SUPPLIED TEXT =
+ + +

DOS Threats Open New Security Solutions

DoS attacks, which flood a network server with so many requests that the server crashes, are not new but have risen in frequency since earlier this summer, when hackers discovered vulnerabilities in Cisco devices running the Internetwork Operating System (IOS).

--John Brayman, Xiologix

"We're seeing tons of DoS attacks over the last few months," said John Brayman, a network consultant at Xiologix, a solution provider in Bellevue, Wash. "Depending on the severity of the attack, these things can knock a client network down for hours or days."

Since the vulnerabilities were disclosed July 21, a variety of security vendors have responded with add-on DoS prevention capabilities. Check Point Software Technologies was first, unveiling DoS immunity for its VPN-1 device. TippingPoint Technologies followed suit with similar functionality for its UnityOne Intrusion Prevention Systems.

Even SilverBack Technologies got into the game, incorporating DoS prevention into some of its managed services offerings. John Igoe, CEO of the Billerica, Mass.-based vendor, said these new features let channel partners extend their firewall monitoring and management services to incorporate an entirely new security offering.

Sponsored post

"One key area of growth for our service providers is preventive solutions [against DoS threats]," Igoe said. "The key to avoiding [this kind of] security breach is having a comprehensive plan and a maniacal implementation strategy."

Solution providers agreed, citing other technologies as equally viable options for fighting DoS threats--the new Sleuth9 appliance from DeepNines Technologies and the popular NetScreen-5GT from Juniper Networks.

Babak Pasdar, CTO and chief information security officer at IGX Global, a security solution provider in Hackensack, N.J., said both products offer affordable and flexible solutions for eliminating the possibility of a DoS attack.

"With high-profile and high-utilization sites, it's important to be able to distinguish valid activity from a DoS attempt," he said. "To do this, you have to look at what's involved in achieving secured functionality, and both of these companies do that very well."

For some solution providers, the threat is even bigger than DoS: Their customers have complained of Distributed DoS (DDoS) attacks, which act to convince some of the servers in an organization's network to attack some of their own.

Ralph Sikes, CTO of Gladiator Technology Services, a reseller in Roswell, Ga., said certain DDoS attacks also can convince servers inside a customer network to attack servers on an external network. This threat makes it imperative for customers to trust solution providers to minimize all types of attacks, not just traditional DoS ones, he said.

+ + +

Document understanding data
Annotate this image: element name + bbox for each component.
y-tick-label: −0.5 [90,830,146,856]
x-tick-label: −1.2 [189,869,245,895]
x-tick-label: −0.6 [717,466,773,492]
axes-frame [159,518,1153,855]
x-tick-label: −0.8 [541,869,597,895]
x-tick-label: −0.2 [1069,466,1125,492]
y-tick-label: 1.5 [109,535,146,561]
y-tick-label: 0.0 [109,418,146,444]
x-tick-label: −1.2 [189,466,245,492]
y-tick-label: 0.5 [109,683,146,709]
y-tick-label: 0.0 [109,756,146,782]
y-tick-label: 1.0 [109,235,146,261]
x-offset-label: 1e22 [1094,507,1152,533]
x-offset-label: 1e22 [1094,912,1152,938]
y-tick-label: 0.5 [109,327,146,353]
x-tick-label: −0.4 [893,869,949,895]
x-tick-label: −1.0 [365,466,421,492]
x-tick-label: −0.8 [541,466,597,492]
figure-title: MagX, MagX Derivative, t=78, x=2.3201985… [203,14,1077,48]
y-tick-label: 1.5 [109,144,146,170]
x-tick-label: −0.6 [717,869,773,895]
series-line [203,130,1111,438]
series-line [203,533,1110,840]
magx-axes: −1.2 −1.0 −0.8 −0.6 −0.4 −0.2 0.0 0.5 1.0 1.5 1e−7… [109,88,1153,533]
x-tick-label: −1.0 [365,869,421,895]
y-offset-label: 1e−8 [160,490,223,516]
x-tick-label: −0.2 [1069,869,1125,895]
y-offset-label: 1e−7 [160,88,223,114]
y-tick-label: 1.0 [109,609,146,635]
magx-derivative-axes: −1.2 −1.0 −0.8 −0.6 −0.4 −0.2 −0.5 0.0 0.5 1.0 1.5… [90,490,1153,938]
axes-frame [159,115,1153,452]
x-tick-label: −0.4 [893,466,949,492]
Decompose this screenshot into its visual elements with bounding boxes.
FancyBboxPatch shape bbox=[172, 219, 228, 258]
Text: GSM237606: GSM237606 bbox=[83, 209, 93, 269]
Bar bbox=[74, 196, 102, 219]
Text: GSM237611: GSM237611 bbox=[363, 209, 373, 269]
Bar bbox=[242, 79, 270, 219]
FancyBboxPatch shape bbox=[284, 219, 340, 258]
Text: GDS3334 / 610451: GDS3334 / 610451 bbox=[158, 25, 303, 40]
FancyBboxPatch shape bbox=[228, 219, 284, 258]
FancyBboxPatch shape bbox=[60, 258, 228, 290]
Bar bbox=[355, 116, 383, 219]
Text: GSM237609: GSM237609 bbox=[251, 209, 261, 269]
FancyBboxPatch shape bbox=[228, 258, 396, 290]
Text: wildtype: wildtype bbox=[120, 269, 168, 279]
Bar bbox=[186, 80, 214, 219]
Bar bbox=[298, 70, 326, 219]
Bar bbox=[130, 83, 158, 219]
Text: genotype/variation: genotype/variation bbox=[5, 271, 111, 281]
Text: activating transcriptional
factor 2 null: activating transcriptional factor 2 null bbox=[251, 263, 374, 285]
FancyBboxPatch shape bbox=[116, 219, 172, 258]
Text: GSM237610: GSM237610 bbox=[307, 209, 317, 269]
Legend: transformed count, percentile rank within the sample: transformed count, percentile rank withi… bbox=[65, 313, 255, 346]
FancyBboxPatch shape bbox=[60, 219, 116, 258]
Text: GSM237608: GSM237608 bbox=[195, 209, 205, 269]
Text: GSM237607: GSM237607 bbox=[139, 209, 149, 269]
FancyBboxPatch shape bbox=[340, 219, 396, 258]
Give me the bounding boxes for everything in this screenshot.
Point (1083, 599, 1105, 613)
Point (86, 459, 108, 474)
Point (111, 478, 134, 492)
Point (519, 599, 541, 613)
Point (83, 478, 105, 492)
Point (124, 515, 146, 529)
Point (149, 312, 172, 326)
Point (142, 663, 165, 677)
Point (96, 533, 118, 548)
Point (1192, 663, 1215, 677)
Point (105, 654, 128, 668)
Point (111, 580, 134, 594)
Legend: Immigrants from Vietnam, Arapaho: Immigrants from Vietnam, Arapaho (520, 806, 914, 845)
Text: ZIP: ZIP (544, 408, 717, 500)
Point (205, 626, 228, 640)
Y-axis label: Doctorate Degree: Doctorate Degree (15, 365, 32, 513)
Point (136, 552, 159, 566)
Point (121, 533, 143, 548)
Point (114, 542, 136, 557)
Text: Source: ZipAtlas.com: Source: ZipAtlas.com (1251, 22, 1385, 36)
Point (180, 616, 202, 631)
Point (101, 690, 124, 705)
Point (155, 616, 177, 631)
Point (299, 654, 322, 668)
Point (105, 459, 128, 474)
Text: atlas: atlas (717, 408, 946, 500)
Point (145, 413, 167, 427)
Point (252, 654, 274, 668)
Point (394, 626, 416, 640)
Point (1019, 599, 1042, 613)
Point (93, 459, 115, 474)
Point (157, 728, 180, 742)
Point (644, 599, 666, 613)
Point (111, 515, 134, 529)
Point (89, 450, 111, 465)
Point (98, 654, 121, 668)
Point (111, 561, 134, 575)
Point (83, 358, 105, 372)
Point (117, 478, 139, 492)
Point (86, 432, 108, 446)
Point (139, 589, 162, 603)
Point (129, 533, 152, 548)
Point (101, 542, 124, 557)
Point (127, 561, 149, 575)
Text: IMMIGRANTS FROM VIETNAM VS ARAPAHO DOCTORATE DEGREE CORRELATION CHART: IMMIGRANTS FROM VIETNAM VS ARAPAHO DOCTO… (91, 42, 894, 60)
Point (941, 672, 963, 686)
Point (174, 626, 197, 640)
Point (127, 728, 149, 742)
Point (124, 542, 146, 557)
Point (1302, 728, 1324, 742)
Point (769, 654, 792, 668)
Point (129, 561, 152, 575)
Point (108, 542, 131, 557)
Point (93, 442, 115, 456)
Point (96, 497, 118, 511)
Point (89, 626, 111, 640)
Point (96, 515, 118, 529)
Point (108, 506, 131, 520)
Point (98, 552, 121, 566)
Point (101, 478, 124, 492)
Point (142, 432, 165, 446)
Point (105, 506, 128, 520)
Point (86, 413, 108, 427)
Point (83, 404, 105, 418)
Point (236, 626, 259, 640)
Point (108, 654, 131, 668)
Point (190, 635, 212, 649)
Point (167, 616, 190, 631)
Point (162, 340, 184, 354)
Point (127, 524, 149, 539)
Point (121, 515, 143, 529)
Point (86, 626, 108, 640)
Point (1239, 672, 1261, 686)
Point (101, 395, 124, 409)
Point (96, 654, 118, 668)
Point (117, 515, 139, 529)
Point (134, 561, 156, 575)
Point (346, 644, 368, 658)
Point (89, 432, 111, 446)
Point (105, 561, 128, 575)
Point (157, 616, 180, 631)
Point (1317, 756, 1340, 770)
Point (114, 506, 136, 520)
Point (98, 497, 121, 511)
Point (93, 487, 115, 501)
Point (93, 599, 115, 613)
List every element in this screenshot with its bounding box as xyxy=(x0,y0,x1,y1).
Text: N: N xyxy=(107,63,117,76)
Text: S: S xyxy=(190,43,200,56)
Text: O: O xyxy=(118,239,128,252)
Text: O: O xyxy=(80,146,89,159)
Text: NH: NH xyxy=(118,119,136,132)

+ + +

EXERCISE = Reproduce the passage of the DoS threats article starting at "DOS Threats Open" and ending at "Operating System (IOS).".

TASK RESULT =
DOS Threats Open New Security Solutions

DoS attacks, which flood a network server with so many requests that the server crashes, are not new but have risen in frequency since earlier this summer, when hackers discovered vulnerabilities in Cisco devices running the Internetwork Operating System (IOS).